[Element region listings]
__________
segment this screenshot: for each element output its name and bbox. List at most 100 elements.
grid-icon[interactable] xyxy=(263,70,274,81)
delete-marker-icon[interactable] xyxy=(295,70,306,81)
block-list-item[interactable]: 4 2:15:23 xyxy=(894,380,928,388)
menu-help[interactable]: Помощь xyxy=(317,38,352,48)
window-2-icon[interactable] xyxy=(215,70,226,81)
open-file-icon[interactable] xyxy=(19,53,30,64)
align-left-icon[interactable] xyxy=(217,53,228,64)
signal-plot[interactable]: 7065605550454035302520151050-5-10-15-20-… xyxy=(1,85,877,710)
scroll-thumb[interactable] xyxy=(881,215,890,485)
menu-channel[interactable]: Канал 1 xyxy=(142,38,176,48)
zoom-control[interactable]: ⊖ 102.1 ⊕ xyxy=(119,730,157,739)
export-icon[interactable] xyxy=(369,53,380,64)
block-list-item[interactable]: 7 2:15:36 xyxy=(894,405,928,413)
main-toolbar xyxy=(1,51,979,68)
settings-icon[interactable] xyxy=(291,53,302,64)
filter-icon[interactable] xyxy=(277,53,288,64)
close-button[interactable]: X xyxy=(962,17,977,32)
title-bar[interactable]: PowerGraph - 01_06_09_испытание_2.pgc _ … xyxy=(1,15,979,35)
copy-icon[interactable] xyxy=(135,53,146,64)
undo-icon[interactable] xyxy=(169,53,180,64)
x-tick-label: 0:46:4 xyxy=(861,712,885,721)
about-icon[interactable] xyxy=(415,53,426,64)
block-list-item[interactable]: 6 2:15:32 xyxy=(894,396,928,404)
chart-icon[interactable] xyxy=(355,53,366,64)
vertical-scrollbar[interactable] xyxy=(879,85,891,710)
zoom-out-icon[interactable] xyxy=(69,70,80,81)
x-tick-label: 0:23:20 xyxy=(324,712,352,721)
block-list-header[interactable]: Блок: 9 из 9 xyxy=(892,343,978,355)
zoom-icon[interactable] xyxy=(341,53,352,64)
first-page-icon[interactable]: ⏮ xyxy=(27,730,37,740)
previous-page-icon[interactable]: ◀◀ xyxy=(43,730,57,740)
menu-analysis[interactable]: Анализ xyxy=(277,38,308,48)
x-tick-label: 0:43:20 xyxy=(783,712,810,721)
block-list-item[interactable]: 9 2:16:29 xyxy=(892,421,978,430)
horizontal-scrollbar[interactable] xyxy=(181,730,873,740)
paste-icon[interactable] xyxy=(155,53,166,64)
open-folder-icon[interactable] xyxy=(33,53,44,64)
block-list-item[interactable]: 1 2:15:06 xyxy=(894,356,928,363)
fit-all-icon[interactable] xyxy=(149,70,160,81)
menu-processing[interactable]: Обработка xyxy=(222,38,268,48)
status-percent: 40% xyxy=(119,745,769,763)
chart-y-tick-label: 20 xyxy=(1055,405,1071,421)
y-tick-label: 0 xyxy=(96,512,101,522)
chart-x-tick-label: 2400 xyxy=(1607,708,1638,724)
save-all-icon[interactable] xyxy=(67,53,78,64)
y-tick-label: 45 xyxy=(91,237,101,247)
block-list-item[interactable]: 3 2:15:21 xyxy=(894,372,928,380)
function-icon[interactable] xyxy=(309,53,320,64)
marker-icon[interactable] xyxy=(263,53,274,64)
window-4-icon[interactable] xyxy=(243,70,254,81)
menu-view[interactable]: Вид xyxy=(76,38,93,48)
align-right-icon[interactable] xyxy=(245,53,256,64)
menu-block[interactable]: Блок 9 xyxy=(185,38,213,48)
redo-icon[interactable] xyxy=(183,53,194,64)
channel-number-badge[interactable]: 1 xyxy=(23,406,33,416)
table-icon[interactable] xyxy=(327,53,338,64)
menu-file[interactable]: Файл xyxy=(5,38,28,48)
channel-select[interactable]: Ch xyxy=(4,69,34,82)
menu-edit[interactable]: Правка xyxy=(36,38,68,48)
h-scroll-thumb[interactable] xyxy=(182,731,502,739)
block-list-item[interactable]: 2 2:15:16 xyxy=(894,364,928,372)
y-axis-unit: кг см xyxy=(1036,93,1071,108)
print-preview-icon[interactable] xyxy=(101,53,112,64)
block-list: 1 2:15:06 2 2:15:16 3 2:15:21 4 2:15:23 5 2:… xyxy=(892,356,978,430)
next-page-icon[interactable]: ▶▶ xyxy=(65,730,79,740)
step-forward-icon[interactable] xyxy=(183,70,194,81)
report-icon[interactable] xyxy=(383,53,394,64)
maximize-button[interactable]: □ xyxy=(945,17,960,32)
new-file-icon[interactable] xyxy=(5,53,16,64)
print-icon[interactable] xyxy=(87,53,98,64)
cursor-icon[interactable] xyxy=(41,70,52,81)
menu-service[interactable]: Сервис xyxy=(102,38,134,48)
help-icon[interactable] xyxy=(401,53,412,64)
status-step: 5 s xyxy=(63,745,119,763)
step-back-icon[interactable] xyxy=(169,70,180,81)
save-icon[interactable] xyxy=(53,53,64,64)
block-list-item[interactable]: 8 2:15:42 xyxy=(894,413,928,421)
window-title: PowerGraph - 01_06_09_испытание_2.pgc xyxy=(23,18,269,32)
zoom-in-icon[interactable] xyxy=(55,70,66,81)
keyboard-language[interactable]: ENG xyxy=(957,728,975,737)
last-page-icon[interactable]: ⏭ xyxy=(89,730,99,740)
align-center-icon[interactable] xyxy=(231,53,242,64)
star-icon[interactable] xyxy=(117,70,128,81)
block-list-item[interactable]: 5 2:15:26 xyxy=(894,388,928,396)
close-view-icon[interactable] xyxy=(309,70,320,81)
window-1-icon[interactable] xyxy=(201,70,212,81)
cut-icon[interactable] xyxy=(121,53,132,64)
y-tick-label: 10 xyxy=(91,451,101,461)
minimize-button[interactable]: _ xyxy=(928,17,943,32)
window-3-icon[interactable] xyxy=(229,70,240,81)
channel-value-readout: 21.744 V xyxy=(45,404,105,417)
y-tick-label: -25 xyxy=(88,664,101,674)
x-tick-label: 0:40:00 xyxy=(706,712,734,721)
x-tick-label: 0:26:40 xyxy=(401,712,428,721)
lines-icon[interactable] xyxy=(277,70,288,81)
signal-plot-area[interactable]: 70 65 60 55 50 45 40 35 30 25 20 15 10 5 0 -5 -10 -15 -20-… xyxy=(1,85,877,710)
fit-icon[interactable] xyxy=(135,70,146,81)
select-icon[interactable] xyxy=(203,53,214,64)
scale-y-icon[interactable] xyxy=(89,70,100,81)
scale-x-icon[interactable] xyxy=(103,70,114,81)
__________
• _YOUR TASK_
Please format every line of the records above as a JSON list of strings, one string per line, skipping blank lines.

• _FINAL ANSWER_
[
  "segment this screenshot: for each element output its name and bbox. List at most 100 elements.",
  "grid-icon[interactable] xyxy=(263,70,274,81)",
  "delete-marker-icon[interactable] xyxy=(295,70,306,81)",
  "block-list-item[interactable]: 4 2:15:23 xyxy=(894,380,928,388)",
  "menu-help[interactable]: Помощь xyxy=(317,38,352,48)",
  "window-2-icon[interactable] xyxy=(215,70,226,81)",
  "open-file-icon[interactable] xyxy=(19,53,30,64)",
  "align-left-icon[interactable] xyxy=(217,53,228,64)",
  "signal-plot[interactable]: 7065605550454035302520151050-5-10-15-20-… xyxy=(1,85,877,710)",
  "scroll-thumb[interactable] xyxy=(881,215,890,485)",
  "menu-channel[interactable]: Канал 1 xyxy=(142,38,176,48)",
  "zoom-control[interactable]: ⊖ 102.1 ⊕ xyxy=(119,730,157,739)",
  "export-icon[interactable] xyxy=(369,53,380,64)",
  "block-list-item[interactable]: 7 2:15:36 xyxy=(894,405,928,413)",
  "main-toolbar xyxy=(1,51,979,68)",
  "settings-icon[interactable] xyxy=(291,53,302,64)",
  "filter-icon[interactable] xyxy=(277,53,288,64)",
  "close-button[interactable]: X xyxy=(962,17,977,32)",
  "title-bar[interactable]: PowerGraph - 01_06_09_испытание_2.pgc _ … xyxy=(1,15,979,35)",
  "copy-icon[interactable] xyxy=(135,53,146,64)",
  "undo-icon[interactable] xyxy=(169,53,180,64)",
  "x-tick-label: 0:46:4 xyxy=(861,712,885,721)",
  "about-icon[interactable] xyxy=(415,53,426,64)",
  "block-list-item[interactable]: 6 2:15:32 xyxy=(894,396,928,404)",
  "chart-icon[interactable] xyxy=(355,53,366,64)",
  "vertical-scrollbar[interactable] xyxy=(879,85,891,710)",
  "zoom-out-icon[interactable] xyxy=(69,70,80,81)",
  "x-tick-label: 0:23:20 xyxy=(324,712,352,721)",
  "block-list-header[interactable]: Блок: 9 из 9 xyxy=(892,343,978,355)",
  "zoom-icon[interactable] xyxy=(341,53,352,64)",
  "first-page-icon[interactable]: ⏮ xyxy=(27,730,37,740)",
  "previous-page-icon[interactable]: ◀◀ xyxy=(43,730,57,740)",
  "menu-analysis[interactable]: Анализ xyxy=(277,38,308,48)",
  "x-tick-label: 0:43:20 xyxy=(783,712,810,721)",
  "block-list-item[interactable]: 9 2:16:29 xyxy=(892,421,978,430)",
  "horizontal-scrollbar[interactable] xyxy=(181,730,873,740)",
  "paste-icon[interactable] xyxy=(155,53,166,64)",
  "open-folder-icon[interactable] xyxy=(33,53,44,64)",
  "block-list-item[interactable]: 1 2:15:06 xyxy=(894,356,928,363)",
  "fit-all-icon[interactable] xyxy=(149,70,160,81)",
  "menu-processing[interactable]: Обработка xyxy=(222,38,268,48)",
  "status-percent: 40% xyxy=(119,745,769,763)",
  "chart-y-tick-label: 20 xyxy=(1055,405,1071,421)",
  "y-tick-label: 0 xyxy=(96,512,101,522)",
  "chart-x-tick-label: 2400 xyxy=(1607,708,1638,724)",
  "save-all-icon[interactable] xyxy=(67,53,78,64)",
  "y-tick-label: 45 xyxy=(91,237,101,247)",
  "block-list-item[interactable]: 3 2:15:21 xyxy=(894,372,928,380)",
  "function-icon[interactable] xyxy=(309,53,320,64)",
  "marker-icon[interactable] xyxy=(263,53,274,64)",
  "window-4-icon[interactable] xyxy=(243,70,254,81)",
  "menu-view[interactable]: Вид xyxy=(76,38,93,48)",
  "align-right-icon[interactable] xyxy=(245,53,256,64)",
  "menu-block[interactable]: Блок 9 xyxy=(185,38,213,48)",
  "redo-icon[interactable] xyxy=(183,53,194,64)",
  "channel-number-badge[interactable]: 1 xyxy=(23,406,33,416)",
  "table-icon[interactable] xyxy=(327,53,338,64)",
  "menu-file[interactable]: Файл xyxy=(5,38,28,48)",
  "channel-select[interactable]: Ch xyxy=(4,69,34,82)",
  "menu-edit[interactable]: Правка xyxy=(36,38,68,48)",
  "h-scroll-thumb[interactable] xyxy=(182,731,502,739)",
  "block-list-item[interactable]: 2 2:15:16 xyxy=(894,364,928,372)",
  "y-axis-unit: кг см xyxy=(1036,93,1071,108)",
  "print-preview-icon[interactable] xyxy=(101,53,112,64)",
  "block-list: 1 2:15:06 2 2:15:16 3 2:15:21 4 2:15:23 5 2:… xyxy=(892,356,978,430)",
  "next-page-icon[interactable]: ▶▶ xyxy=(65,730,79,740)",
  "step-forward-icon[interactable] xyxy=(183,70,194,81)",
  "report-icon[interactable] xyxy=(383,53,394,64)",
  "maximize-button[interactable]: □ xyxy=(945,17,960,32)",
  "new-file-icon[interactable] xyxy=(5,53,16,64)",
  "print-icon[interactable] xyxy=(87,53,98,64)",
  "cursor-icon[interactable] xyxy=(41,70,52,81)",
  "menu-service[interactable]: Сервис xyxy=(102,38,134,48)",
  "help-icon[interactable] xyxy=(401,53,412,64)",
  "status-step: 5 s xyxy=(63,745,119,763)",
  "step-back-icon[interactable] xyxy=(169,70,180,81)",
  "save-icon[interactable] xyxy=(53,53,64,64)",
  "block-list-item[interactable]: 8 2:15:42 xyxy=(894,413,928,421)",
  "window-title: PowerGraph - 01_06_09_испытание_2.pgc xyxy=(23,18,269,32)",
  "zoom-in-icon[interactable] xyxy=(55,70,66,81)",
  "keyboard-language[interactable]: ENG xyxy=(957,728,975,737)",
  "last-page-icon[interactable]: ⏭ xyxy=(89,730,99,740)",
  "align-center-icon[interactable] xyxy=(231,53,242,64)",
  "star-icon[interactable] xyxy=(117,70,128,81)",
  "block-list-item[interactable]: 5 2:15:26 xyxy=(894,388,928,396)",
  "close-view-icon[interactable] xyxy=(309,70,320,81)",
  "window-1-icon[interactable] xyxy=(201,70,212,81)",
  "cut-icon[interactable] xyxy=(121,53,132,64)",
  "y-tick-label: 10 xyxy=(91,451,101,461)",
  "minimize-button[interactable]: _ xyxy=(928,17,943,32)",
  "window-3-icon[interactable] xyxy=(229,70,240,81)",
  "channel-value-readout: 21.744 V xyxy=(45,404,105,417)",
  "y-tick-label: -25 xyxy=(88,664,101,674)",
  "x-tick-label: 0:40:00 xyxy=(706,712,734,721)",
  "x-tick-label: 0:26:40 xyxy=(401,712,428,721)",
  "lines-icon[interactable] xyxy=(277,70,288,81)",
  "signal-plot-area[interactable]: 70 65 60 55 50 45 40 35 30 25 20 15 10 5 0 -5 -10 -15 -20-… xyxy=(1,85,877,710)",
  "fit-icon[interactable] xyxy=(135,70,146,81)",
  "select-icon[interactable] xyxy=(203,53,214,64)",
  "scale-y-icon[interactable] xyxy=(89,70,100,81)",
  "scale-x-icon[interactable] xyxy=(103,70,114,81)"
]